/---

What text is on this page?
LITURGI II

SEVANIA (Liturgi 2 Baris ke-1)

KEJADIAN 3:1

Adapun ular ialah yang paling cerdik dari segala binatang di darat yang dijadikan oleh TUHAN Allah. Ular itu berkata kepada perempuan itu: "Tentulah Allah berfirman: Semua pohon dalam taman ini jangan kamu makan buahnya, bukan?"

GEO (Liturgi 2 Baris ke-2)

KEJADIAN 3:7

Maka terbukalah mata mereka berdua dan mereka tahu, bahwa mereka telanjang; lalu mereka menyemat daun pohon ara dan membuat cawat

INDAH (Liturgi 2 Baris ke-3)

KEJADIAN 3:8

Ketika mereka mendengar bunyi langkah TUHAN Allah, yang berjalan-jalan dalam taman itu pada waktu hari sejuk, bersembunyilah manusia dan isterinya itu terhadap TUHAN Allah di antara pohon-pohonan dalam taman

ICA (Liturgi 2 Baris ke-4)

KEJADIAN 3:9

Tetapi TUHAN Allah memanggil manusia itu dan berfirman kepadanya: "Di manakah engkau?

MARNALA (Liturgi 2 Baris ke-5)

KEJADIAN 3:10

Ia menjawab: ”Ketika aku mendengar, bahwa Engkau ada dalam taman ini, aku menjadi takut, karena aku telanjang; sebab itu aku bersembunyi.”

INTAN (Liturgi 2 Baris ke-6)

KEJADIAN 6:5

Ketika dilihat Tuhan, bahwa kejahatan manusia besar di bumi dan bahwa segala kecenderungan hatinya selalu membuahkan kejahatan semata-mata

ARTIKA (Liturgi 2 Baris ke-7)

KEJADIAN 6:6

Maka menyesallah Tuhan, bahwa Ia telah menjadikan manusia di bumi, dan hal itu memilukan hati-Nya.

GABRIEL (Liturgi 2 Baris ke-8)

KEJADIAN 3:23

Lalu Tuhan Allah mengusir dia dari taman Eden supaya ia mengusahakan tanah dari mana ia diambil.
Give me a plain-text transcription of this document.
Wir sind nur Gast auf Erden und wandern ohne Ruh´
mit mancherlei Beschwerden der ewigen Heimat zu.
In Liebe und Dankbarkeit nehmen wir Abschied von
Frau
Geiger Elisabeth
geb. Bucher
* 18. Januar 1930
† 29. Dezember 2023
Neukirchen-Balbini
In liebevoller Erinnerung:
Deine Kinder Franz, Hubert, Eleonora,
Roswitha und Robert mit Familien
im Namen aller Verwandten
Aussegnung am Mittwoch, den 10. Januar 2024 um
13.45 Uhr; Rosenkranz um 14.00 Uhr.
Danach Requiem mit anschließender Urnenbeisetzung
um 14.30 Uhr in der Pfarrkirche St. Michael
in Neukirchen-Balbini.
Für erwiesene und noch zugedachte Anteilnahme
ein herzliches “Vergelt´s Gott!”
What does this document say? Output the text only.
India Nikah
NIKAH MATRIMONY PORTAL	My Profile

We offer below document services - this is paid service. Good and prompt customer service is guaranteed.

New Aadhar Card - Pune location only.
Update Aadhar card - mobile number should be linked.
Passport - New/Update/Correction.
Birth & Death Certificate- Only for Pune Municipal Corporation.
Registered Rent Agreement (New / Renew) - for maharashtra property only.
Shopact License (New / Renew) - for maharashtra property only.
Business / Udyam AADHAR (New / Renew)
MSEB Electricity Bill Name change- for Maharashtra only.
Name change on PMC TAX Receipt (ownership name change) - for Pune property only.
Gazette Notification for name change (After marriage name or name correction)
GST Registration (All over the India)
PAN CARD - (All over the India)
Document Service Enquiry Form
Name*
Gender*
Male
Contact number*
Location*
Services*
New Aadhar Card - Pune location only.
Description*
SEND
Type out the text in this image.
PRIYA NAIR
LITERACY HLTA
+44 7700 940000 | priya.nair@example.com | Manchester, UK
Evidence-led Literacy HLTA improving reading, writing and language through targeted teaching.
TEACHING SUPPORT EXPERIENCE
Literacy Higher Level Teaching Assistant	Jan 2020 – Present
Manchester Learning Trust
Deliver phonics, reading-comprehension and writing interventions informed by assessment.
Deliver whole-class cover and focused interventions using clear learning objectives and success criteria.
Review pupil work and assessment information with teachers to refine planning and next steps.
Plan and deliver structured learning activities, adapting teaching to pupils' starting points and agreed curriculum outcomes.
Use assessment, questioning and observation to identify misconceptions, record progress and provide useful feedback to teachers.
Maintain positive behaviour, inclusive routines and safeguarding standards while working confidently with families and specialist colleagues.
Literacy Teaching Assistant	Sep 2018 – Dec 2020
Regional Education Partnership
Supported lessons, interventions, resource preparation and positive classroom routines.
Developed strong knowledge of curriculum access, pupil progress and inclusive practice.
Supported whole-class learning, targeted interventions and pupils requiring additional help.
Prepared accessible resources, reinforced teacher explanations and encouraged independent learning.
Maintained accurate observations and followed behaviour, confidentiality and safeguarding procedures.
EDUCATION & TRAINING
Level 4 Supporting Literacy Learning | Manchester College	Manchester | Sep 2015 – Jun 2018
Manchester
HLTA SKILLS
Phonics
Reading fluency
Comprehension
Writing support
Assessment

\---

● Set exercise: Check each line above for the word "pupils", and copy the lines where it appears.

● Output:
Plan and deliver structured learning activities, adapting teaching to pupils' starting points and agreed curriculum outcomes.
Supported whole-class learning, targeted interventions and pupils requiring additional help.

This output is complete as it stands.